- **INSTRUCTIONS**
a) In the article on ROA's travels, what was the name of ROA's solo show in Melbourne?
b) Can you turn the paragraph of the article on ROA's travels that begins "This past November I was invited" into a short list of its main facts?

Begin DOCUMENT SEGMENT

As we have tracked the aerosol orinthologist and urban naturalist for you during his travels of the last few years, his dedication to showcasing the oft-marginalized creatures of towns, cities, and regions around the world has not waned. Like Audubon, his depictions have become progressively more accurate in detail and now give a greater  sense of mass, texture, and the presence of the subject.

ROA. Melbourne. November, 2012. (photo © ROA)

Today we bring you new unpublished photos from some of his recent travels to Australia, Argentina, Brazil, Panama, along with some insights from ROA about some of the animals he has come in contact with. Not only do we not recognize a number of them, we also probably haven’t seen their skeletons or musculature, which the artist sometimes peels the skin off of for us to inspect.

As a body of work ROA’s mounting collection of birds and rodents must be nearing a hundred or so around the world, yet he continues to unveil more. As ROA told BSA a few years ago, “I like rodents. Birds and rodents. Without having made a choice, I feel really good painting birds and rodents.”  We are very happy to bring you these newest birds and rodents for you to enjoy.

MELBOURNE, AUSTRALIA:

“This past November I was invited to Melbourne for my solo show ‘Carrion’ in the Backwoods Gallery. The installation I built for the show was inspired by the numerous amount of roadkill that there is on the Australian continent. During my stay I painted a few days in the Healesville Sanctuary which specializes in rescuing and recovering native Australian animals and conducts breeding programs for almost-extinguished species. The sanctuary adopted a litter of orphaned marsupial babies found in the pouch of a mother who had been hit by a car.”

A wombat from ROA in Melbourne. November, 2012. (photo © ROA)

One morning after a storm as I walked to the gallery through a park I found a dead bat. When I looked under its wings I also discovered a living baby, which I helped to rescue and it is doing fine.

Here you can see that I painted an echidna (first image), an egg-laying mammal that I had spotted a few days earlier while in a car driving in Tasmania.

The skeleton images are of a wombat, a marsupial that often is hit by cars in Victoria and should always be observed after finding it to assure that there is not a living baby left in the pouch who needs to be rescued”

~ROA

 

ROA. Melbourne. November, 2012. (photo © ROA)

BUENOS AIRES, ARGENTINA

After his visit to Melbourne, ROA traveled to Argentina where he was hosted and entertained by EVER and who showed him a great time for the New Year’s holiday in Buenos Aires.  They also each did a new piece side by side while he was there.

ROA with EVER in Buenos Aires, Argentina, 2012. (photo © EVER)

End DOCUMENT SEGMENT
Begin DATASET RECORDS

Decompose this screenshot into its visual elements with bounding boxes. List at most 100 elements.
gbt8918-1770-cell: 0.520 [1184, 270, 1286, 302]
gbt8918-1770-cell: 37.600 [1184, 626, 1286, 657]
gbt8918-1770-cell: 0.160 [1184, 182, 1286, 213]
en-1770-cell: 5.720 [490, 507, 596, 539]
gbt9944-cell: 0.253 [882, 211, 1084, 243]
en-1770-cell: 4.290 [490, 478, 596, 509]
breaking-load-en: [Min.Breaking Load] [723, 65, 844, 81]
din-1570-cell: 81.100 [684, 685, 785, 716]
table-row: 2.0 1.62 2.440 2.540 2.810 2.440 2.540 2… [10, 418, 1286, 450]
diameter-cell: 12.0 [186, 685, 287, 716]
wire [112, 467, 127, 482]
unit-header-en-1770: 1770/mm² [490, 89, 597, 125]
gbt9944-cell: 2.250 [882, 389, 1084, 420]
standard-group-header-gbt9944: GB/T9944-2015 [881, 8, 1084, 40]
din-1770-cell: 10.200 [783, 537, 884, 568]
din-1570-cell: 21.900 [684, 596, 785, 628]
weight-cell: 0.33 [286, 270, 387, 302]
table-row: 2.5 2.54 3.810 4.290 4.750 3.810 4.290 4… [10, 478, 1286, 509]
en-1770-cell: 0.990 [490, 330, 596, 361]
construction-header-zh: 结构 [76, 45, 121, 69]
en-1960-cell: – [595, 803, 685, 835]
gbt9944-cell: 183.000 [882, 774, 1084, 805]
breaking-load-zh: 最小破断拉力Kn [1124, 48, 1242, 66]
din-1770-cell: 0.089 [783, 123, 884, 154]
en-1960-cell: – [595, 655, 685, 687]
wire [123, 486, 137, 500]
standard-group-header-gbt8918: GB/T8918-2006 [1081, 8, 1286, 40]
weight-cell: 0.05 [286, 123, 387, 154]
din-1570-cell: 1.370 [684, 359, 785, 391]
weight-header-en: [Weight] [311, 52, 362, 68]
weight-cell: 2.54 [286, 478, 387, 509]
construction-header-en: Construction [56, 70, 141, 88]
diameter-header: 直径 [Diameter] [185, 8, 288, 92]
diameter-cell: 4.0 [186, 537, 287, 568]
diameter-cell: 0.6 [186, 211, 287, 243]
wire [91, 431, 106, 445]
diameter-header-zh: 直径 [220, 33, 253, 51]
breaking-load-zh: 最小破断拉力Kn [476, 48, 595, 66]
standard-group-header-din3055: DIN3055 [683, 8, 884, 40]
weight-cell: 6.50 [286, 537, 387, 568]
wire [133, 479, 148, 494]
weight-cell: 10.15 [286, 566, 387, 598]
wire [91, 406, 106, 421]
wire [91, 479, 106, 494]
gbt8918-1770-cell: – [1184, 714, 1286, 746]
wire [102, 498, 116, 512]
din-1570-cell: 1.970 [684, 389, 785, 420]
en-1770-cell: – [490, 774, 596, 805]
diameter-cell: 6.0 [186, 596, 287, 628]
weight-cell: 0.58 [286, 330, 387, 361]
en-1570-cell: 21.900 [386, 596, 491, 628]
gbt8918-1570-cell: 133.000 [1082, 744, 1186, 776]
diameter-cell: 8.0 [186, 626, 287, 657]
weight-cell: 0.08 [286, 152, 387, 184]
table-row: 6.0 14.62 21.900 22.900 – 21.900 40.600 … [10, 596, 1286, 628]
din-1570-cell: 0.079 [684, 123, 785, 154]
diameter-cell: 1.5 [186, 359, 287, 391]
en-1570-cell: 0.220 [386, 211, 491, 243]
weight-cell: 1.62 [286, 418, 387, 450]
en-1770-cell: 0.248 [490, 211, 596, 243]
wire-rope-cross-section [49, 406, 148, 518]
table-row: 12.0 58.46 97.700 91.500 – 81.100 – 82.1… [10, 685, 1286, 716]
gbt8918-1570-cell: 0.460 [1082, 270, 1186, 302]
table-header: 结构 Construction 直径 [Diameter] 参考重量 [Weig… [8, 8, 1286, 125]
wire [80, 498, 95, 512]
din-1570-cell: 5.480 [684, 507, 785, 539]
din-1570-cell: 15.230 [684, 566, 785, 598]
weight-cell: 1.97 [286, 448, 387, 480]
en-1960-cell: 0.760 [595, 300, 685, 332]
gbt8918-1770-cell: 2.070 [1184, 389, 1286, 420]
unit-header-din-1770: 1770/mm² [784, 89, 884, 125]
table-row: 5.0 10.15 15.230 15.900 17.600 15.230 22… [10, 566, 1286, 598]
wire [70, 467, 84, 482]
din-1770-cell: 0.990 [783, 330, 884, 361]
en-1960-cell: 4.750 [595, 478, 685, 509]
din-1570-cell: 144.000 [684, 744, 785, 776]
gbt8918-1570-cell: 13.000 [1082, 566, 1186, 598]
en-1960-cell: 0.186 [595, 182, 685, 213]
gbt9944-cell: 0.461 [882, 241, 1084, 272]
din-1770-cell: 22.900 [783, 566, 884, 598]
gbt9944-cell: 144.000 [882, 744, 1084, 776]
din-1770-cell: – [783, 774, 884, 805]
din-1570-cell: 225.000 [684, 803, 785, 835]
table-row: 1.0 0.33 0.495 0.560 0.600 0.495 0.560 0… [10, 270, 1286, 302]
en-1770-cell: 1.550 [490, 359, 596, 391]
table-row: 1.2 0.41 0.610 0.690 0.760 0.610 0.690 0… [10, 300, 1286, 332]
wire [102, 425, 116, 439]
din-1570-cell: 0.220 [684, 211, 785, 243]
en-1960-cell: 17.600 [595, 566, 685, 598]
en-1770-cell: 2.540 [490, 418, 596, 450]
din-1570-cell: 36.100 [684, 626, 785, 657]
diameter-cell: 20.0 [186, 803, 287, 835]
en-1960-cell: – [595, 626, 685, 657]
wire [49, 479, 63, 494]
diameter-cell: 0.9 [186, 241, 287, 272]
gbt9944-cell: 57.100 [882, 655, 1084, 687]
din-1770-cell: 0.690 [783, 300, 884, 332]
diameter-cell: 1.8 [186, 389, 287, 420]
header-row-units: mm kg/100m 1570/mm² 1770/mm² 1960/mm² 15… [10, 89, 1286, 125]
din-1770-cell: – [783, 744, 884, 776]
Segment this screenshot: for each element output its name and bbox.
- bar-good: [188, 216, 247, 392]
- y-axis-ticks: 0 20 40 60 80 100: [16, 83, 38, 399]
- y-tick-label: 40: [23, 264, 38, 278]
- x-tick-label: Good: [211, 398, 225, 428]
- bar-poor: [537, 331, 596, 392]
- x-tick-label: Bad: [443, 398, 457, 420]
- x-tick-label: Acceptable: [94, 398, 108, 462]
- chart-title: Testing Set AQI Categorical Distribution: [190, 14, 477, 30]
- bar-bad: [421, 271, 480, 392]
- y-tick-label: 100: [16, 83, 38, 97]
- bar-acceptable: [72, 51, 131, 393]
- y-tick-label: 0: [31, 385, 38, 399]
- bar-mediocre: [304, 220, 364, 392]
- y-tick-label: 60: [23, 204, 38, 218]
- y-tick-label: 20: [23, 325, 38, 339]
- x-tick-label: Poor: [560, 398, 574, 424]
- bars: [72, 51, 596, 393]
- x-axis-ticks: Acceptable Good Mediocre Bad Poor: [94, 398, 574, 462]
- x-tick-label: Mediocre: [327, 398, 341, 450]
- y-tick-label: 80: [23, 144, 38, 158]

End DATASET RECORDS

- **TASK-BY-TASK SOLUTIONS**
a) "Carrion," at the Backwoods Gallery.

b)
- ROA was invited to Melbourne in November for the solo show "Carrion" at the Backwoods Gallery.
- The show's installation was inspired by the large amount of roadkill on the Australian continent.
- ROA spent a few days painting at the Healesville Sanctuary.
- The sanctuary rescues and recovers native Australian animals and runs breeding programs for almost-extinguished species.
- It adopted a litter of orphaned marsupial babies found in the pouch of a mother hit by a car.